> _What you have to do_
Filter the records below for the word "shown". Copy each line that holds it.

> _Provided data_
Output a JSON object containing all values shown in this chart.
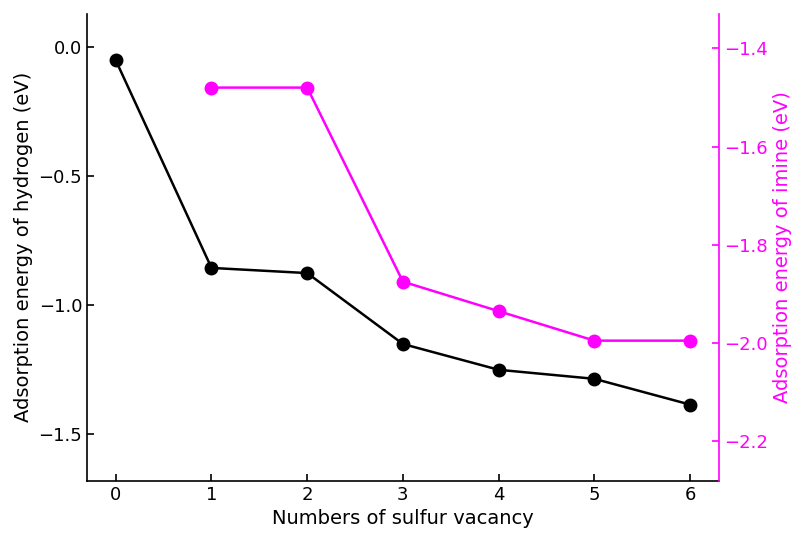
{
  "x": [
    0,
    1,
    2,
    3,
    4,
    5,
    6
  ],
  "black_y": [
    -0.05,
    -0.855,
    -0.875,
    -1.15,
    -1.25,
    -1.285,
    -1.385
  ],
  "magenta_y": [
    null,
    -1.48,
    -1.48,
    -1.875,
    -1.935,
    -1.995,
    -1.995
  ],
  "black_color": "#000000",
  "magenta_color": "#FF00FF",
  "left_ylabel": "Adsorption energy of hydrogen (eV)",
  "right_ylabel": "Adsorption energy of imine (eV)",
  "xlabel": "Numbers of sulfur vacancy",
  "left_ylim": [
    -1.68,
    0.13
  ],
  "right_ylim": [
    -2.28,
    -1.33
  ],
  "left_yticks": [
    0.0,
    -0.5,
    -1.0,
    -1.5
  ],
  "right_yticks": [
    -1.4,
    -1.6,
    -1.8,
    -2.0,
    -2.2
  ],
  "xticks": [
    0,
    1,
    2,
    3,
    4,
    5,
    6
  ],
  "marker_size": 9,
  "linewidth": 1.8,
  "ylabel_fontsize": 14,
  "xlabel_fontsize": 14,
  "tick_fontsize": 13
}
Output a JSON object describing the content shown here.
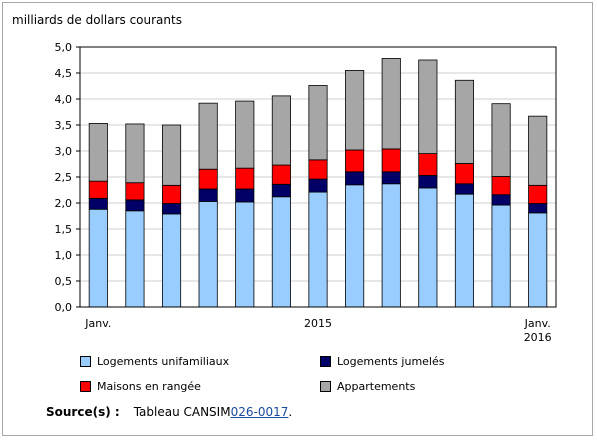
{
  "chart_data": {
    "type": "bar",
    "stacked": true,
    "ylabel": "milliards de dollars courants",
    "ylim": [
      0,
      5
    ],
    "yticks": [
      "0,0",
      "0,5",
      "1,0",
      "1,5",
      "2,0",
      "2,5",
      "3,0",
      "3,5",
      "4,0",
      "4,5",
      "5,0"
    ],
    "xtick_labels": [
      {
        "index": 0,
        "lines": [
          "Janv."
        ]
      },
      {
        "index": 6,
        "lines": [
          "2015"
        ]
      },
      {
        "index": 12,
        "lines": [
          "Janv.",
          "2016"
        ]
      }
    ],
    "categories": [
      "2015-01",
      "2015-02",
      "2015-03",
      "2015-04",
      "2015-05",
      "2015-06",
      "2015-07",
      "2015-08",
      "2015-09",
      "2015-10",
      "2015-11",
      "2015-12",
      "2016-01"
    ],
    "series": [
      {
        "name": "Logements unifamiliaux",
        "color": "#99ccff",
        "values": [
          1.88,
          1.85,
          1.79,
          2.03,
          2.02,
          2.12,
          2.21,
          2.35,
          2.37,
          2.29,
          2.17,
          1.96,
          1.81
        ]
      },
      {
        "name": "Logements jumelés",
        "color": "#000066",
        "values": [
          0.21,
          0.21,
          0.2,
          0.24,
          0.25,
          0.24,
          0.25,
          0.25,
          0.23,
          0.24,
          0.2,
          0.2,
          0.18
        ]
      },
      {
        "name": "Maisons en rangée",
        "color": "#ff0000",
        "values": [
          0.33,
          0.33,
          0.35,
          0.38,
          0.4,
          0.37,
          0.37,
          0.42,
          0.44,
          0.42,
          0.39,
          0.35,
          0.35
        ]
      },
      {
        "name": "Appartements",
        "color": "#a6a6a6",
        "values": [
          1.11,
          1.13,
          1.16,
          1.27,
          1.29,
          1.33,
          1.43,
          1.53,
          1.74,
          1.8,
          1.6,
          1.4,
          1.33
        ]
      }
    ],
    "grid": true,
    "legend": "bottom"
  },
  "source": {
    "label": "Source(s) :",
    "text": "Tableau CANSIM ",
    "link": "026-0017",
    "suffix": "."
  }
}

> _Result of this task_
Output a JSON object containing all values shown in this chart.
Output a JSON object describing the content shown here.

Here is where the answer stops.